| 提供資料 |
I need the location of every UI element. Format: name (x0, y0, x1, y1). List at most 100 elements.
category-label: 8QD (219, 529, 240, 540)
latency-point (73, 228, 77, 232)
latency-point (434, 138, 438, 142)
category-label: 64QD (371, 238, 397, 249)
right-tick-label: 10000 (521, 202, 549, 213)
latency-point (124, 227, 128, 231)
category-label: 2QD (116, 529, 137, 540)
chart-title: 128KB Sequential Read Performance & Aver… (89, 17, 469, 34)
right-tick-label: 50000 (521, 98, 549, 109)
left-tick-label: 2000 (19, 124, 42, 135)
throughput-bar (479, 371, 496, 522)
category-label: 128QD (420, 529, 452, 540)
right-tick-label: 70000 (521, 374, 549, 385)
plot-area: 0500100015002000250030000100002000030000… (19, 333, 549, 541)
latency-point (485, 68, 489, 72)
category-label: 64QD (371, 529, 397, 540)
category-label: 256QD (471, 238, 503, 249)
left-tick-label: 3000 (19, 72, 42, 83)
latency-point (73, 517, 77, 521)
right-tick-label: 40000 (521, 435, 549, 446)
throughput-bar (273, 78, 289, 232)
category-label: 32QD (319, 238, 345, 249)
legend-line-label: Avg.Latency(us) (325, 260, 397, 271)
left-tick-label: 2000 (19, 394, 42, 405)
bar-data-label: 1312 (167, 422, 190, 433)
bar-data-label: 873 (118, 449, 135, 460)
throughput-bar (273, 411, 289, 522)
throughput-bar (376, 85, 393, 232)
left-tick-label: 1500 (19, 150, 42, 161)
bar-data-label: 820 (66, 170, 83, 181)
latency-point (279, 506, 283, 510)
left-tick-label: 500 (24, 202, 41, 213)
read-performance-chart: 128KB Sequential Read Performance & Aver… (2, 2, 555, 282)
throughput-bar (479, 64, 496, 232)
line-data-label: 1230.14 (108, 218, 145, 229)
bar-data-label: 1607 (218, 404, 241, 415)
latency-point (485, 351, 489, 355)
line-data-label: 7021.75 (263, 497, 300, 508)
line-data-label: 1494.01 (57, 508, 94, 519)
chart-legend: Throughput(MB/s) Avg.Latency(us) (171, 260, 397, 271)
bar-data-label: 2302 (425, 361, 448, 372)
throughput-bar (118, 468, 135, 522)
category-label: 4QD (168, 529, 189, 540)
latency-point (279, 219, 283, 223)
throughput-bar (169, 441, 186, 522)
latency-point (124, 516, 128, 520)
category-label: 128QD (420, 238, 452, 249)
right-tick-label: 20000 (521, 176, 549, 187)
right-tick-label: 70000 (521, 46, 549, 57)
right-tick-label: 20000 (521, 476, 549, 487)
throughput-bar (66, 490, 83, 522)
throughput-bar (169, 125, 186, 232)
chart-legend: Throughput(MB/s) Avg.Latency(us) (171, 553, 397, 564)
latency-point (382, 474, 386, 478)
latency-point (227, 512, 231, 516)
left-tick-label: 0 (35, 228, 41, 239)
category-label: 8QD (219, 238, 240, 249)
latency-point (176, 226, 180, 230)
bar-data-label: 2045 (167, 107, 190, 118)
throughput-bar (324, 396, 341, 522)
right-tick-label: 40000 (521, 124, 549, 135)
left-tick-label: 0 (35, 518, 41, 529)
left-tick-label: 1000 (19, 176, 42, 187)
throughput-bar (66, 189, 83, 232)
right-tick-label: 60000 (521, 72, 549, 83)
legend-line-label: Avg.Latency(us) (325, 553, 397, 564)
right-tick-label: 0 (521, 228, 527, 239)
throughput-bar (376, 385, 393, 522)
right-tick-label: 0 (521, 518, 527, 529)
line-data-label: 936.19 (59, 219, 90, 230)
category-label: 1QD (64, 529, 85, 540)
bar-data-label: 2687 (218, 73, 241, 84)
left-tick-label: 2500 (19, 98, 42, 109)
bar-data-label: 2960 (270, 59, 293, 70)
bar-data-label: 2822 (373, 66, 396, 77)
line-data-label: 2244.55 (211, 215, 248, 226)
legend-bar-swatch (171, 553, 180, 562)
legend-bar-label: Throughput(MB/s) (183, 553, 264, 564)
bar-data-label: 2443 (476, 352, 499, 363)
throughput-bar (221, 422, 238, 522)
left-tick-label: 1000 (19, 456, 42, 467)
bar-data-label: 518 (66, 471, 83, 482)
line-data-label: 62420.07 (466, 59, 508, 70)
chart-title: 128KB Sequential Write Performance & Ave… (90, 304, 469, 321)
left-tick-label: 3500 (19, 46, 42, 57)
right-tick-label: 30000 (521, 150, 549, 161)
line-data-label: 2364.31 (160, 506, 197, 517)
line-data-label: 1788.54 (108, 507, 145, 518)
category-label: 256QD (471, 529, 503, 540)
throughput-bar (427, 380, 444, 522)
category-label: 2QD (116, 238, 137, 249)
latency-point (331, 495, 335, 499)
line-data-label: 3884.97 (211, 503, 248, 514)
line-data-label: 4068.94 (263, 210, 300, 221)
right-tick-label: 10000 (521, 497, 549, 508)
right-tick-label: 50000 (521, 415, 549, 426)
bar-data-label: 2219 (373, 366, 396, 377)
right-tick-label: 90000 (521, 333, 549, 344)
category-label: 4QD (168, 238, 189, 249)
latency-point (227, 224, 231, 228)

| 目的 |
文字列「Read」を含む記録の行をすべて集めると、どの行になりますか。大文字と小文字は区別してください。

| 出力結果 |
chart-title: 128KB Sequential Read Performance & Aver… (89, 17, 469, 34)
read-performance-chart: 128KB Sequential Read Performance & Aver… (2, 2, 555, 282)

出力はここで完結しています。